### Aim of the exercise:
Each entry here needs to be set down again exactly, please; pictures are left out.

#### Provided data ####

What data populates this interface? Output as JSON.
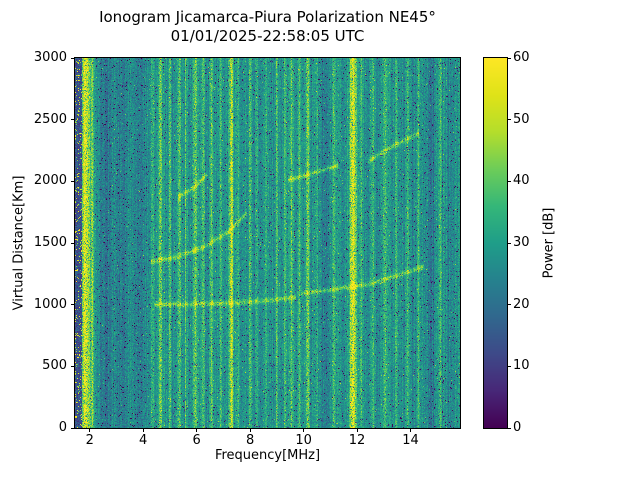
{
  "figure": {
    "background": "#ffffff"
  },
  "chart_data": {
    "type": "heatmap",
    "title": "Ionogram Jicamarca-Piura Polarization NE45°",
    "subtitle": "01/01/2025-22:58:05 UTC",
    "xlabel": "Frequency[MHz]",
    "ylabel": "Virtual Distance[Km]",
    "colorbar_label": "Power [dB]",
    "colormap": "viridis",
    "grid": false,
    "xlim": [
      1.45,
      15.85
    ],
    "ylim": [
      0,
      3000
    ],
    "clim": [
      0,
      60
    ],
    "x_ticks": [
      2,
      4,
      6,
      8,
      10,
      12,
      14
    ],
    "y_ticks": [
      0,
      500,
      1000,
      1500,
      2000,
      2500,
      3000
    ],
    "colorbar_ticks": [
      0,
      10,
      20,
      30,
      40,
      50,
      60
    ],
    "background_power_db": 27.5,
    "noise_db": 5.5,
    "rfi_lines": [
      {
        "f": 1.85,
        "w": 0.28,
        "p": 30
      },
      {
        "f": 2.1,
        "w": 0.1,
        "p": 16
      },
      {
        "f": 2.6,
        "w": 0.35,
        "p": -7
      },
      {
        "f": 3.2,
        "w": 0.4,
        "p": -6
      },
      {
        "f": 3.85,
        "w": 0.3,
        "p": -7
      },
      {
        "f": 4.35,
        "w": 0.1,
        "p": 10
      },
      {
        "f": 4.65,
        "w": 0.12,
        "p": 18
      },
      {
        "f": 5.0,
        "w": 0.1,
        "p": 12
      },
      {
        "f": 5.35,
        "w": 0.12,
        "p": 15
      },
      {
        "f": 5.6,
        "w": 0.08,
        "p": 9
      },
      {
        "f": 5.95,
        "w": 0.12,
        "p": 18
      },
      {
        "f": 6.25,
        "w": 0.1,
        "p": 12
      },
      {
        "f": 6.55,
        "w": 0.1,
        "p": 14
      },
      {
        "f": 6.9,
        "w": 0.08,
        "p": 10
      },
      {
        "f": 7.3,
        "w": 0.14,
        "p": 24
      },
      {
        "f": 7.55,
        "w": 0.08,
        "p": 11
      },
      {
        "f": 8.0,
        "w": 0.1,
        "p": 14
      },
      {
        "f": 8.25,
        "w": 0.08,
        "p": 9
      },
      {
        "f": 8.6,
        "w": 0.08,
        "p": 8
      },
      {
        "f": 9.0,
        "w": 0.1,
        "p": 12
      },
      {
        "f": 9.3,
        "w": 0.08,
        "p": 9
      },
      {
        "f": 9.55,
        "w": 0.1,
        "p": 16
      },
      {
        "f": 9.85,
        "w": 0.08,
        "p": 10
      },
      {
        "f": 10.15,
        "w": 0.12,
        "p": 18
      },
      {
        "f": 10.5,
        "w": 0.08,
        "p": 9
      },
      {
        "f": 10.8,
        "w": 0.3,
        "p": -6
      },
      {
        "f": 11.15,
        "w": 0.1,
        "p": 12
      },
      {
        "f": 11.85,
        "w": 0.22,
        "p": 30
      },
      {
        "f": 12.15,
        "w": 0.08,
        "p": 12
      },
      {
        "f": 12.6,
        "w": 0.1,
        "p": 12
      },
      {
        "f": 13.05,
        "w": 0.1,
        "p": 14
      },
      {
        "f": 13.45,
        "w": 0.08,
        "p": 10
      },
      {
        "f": 13.9,
        "w": 0.1,
        "p": 12
      },
      {
        "f": 14.3,
        "w": 0.08,
        "p": 9
      },
      {
        "f": 14.75,
        "w": 0.25,
        "p": -6
      },
      {
        "f": 15.1,
        "w": 0.1,
        "p": 10
      }
    ],
    "echo_traces": [
      {
        "name": "echo-1000km",
        "points": [
          [
            4.4,
            1000
          ],
          [
            6.0,
            1005
          ],
          [
            7.5,
            1015
          ],
          [
            8.8,
            1035
          ],
          [
            9.7,
            1060
          ]
        ]
      },
      {
        "name": "echo-1100-1300km",
        "points": [
          [
            9.9,
            1090
          ],
          [
            11.0,
            1120
          ],
          [
            12.3,
            1160
          ],
          [
            13.3,
            1220
          ],
          [
            14.5,
            1310
          ]
        ]
      },
      {
        "name": "f-trace-main",
        "points": [
          [
            4.3,
            1350
          ],
          [
            5.3,
            1390
          ],
          [
            6.3,
            1470
          ],
          [
            7.2,
            1590
          ],
          [
            7.9,
            1750
          ]
        ]
      },
      {
        "name": "f-trace-upper",
        "points": [
          [
            5.3,
            1870
          ],
          [
            5.9,
            1950
          ],
          [
            6.4,
            2060
          ]
        ]
      },
      {
        "name": "echo-2050km",
        "points": [
          [
            9.4,
            2010
          ],
          [
            10.3,
            2060
          ],
          [
            11.3,
            2130
          ]
        ]
      },
      {
        "name": "echo-2200-2400km",
        "points": [
          [
            12.4,
            2160
          ],
          [
            13.3,
            2280
          ],
          [
            14.3,
            2390
          ]
        ]
      }
    ]
  }
}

####

### Full solution:
What data populates this interface? Output as JSON.
{
  "figure": {
    "background": "#ffffff"
  },
  "chart_data": {
    "type": "heatmap",
    "title": "Ionogram Jicamarca-Piura Polarization NE45°",
    "subtitle": "01/01/2025-22:58:05 UTC",
    "xlabel": "Frequency[MHz]",
    "ylabel": "Virtual Distance[Km]",
    "colorbar_label": "Power [dB]",
    "colormap": "viridis",
    "grid": false,
    "xlim": [
      1.45,
      15.85
    ],
    "ylim": [
      0,
      3000
    ],
    "clim": [
      0,
      60
    ],
    "x_ticks": [
      2,
      4,
      6,
      8,
      10,
      12,
      14
    ],
    "y_ticks": [
      0,
      500,
      1000,
      1500,
      2000,
      2500,
      3000
    ],
    "colorbar_ticks": [
      0,
      10,
      20,
      30,
      40,
      50,
      60
    ],
    "background_power_db": 27.5,
    "noise_db": 5.5,
    "rfi_lines": [
      {
        "f": 1.85,
        "w": 0.28,
        "p": 30
      },
      {
        "f": 2.1,
        "w": 0.1,
        "p": 16
      },
      {
        "f": 2.6,
        "w": 0.35,
        "p": -7
      },
      {
        "f": 3.2,
        "w": 0.4,
        "p": -6
      },
      {
        "f": 3.85,
        "w": 0.3,
        "p": -7
      },
      {
        "f": 4.35,
        "w": 0.1,
        "p": 10
      },
      {
        "f": 4.65,
        "w": 0.12,
        "p": 18
      },
      {
        "f": 5.0,
        "w": 0.1,
        "p": 12
      },
      {
        "f": 5.35,
        "w": 0.12,
        "p": 15
      },
      {
        "f": 5.6,
        "w": 0.08,
        "p": 9
      },
      {
        "f": 5.95,
        "w": 0.12,
        "p": 18
      },
      {
        "f": 6.25,
        "w": 0.1,
        "p": 12
      },
      {
        "f": 6.55,
        "w": 0.1,
        "p": 14
      },
      {
        "f": 6.9,
        "w": 0.08,
        "p": 10
      },
      {
        "f": 7.3,
        "w": 0.14,
        "p": 24
      },
      {
        "f": 7.55,
        "w": 0.08,
        "p": 11
      },
      {
        "f": 8.0,
        "w": 0.1,
        "p": 14
      },
      {
        "f": 8.25,
        "w": 0.08,
        "p": 9
      },
      {
        "f": 8.6,
        "w": 0.08,
        "p": 8
      },
      {
        "f": 9.0,
        "w": 0.1,
        "p": 12
      },
      {
        "f": 9.3,
        "w": 0.08,
        "p": 9
      },
      {
        "f": 9.55,
        "w": 0.1,
        "p": 16
      },
      {
        "f": 9.85,
        "w": 0.08,
        "p": 10
      },
      {
        "f": 10.15,
        "w": 0.12,
        "p": 18
      },
      {
        "f": 10.5,
        "w": 0.08,
        "p": 9
      },
      {
        "f": 10.8,
        "w": 0.3,
        "p": -6
      },
      {
        "f": 11.15,
        "w": 0.1,
        "p": 12
      },
      {
        "f": 11.85,
        "w": 0.22,
        "p": 30
      },
      {
        "f": 12.15,
        "w": 0.08,
        "p": 12
      },
      {
        "f": 12.6,
        "w": 0.1,
        "p": 12
      },
      {
        "f": 13.05,
        "w": 0.1,
        "p": 14
      },
      {
        "f": 13.45,
        "w": 0.08,
        "p": 10
      },
      {
        "f": 13.9,
        "w": 0.1,
        "p": 12
      },
      {
        "f": 14.3,
        "w": 0.08,
        "p": 9
      },
      {
        "f": 14.75,
        "w": 0.25,
        "p": -6
      },
      {
        "f": 15.1,
        "w": 0.1,
        "p": 10
      }
    ],
    "echo_traces": [
      {
        "name": "echo-1000km",
        "points": [
          [
            4.4,
            1000
          ],
          [
            6.0,
            1005
          ],
          [
            7.5,
            1015
          ],
          [
            8.8,
            1035
          ],
          [
            9.7,
            1060
          ]
        ]
      },
      {
        "name": "echo-1100-1300km",
        "points": [
          [
            9.9,
            1090
          ],
          [
            11.0,
            1120
          ],
          [
            12.3,
            1160
          ],
          [
            13.3,
            1220
          ],
          [
            14.5,
            1310
          ]
        ]
      },
      {
        "name": "f-trace-main",
        "points": [
          [
            4.3,
            1350
          ],
          [
            5.3,
            1390
          ],
          [
            6.3,
            1470
          ],
          [
            7.2,
            1590
          ],
          [
            7.9,
            1750
          ]
        ]
      },
      {
        "name": "f-trace-upper",
        "points": [
          [
            5.3,
            1870
          ],
          [
            5.9,
            1950
          ],
          [
            6.4,
            2060
          ]
        ]
      },
      {
        "name": "echo-2050km",
        "points": [
          [
            9.4,
            2010
          ],
          [
            10.3,
            2060
          ],
          [
            11.3,
            2130
          ]
        ]
      },
      {
        "name": "echo-2200-2400km",
        "points": [
          [
            12.4,
            2160
          ],
          [
            13.3,
            2280
          ],
          [
            14.3,
            2390
          ]
        ]
      }
    ]
  }
}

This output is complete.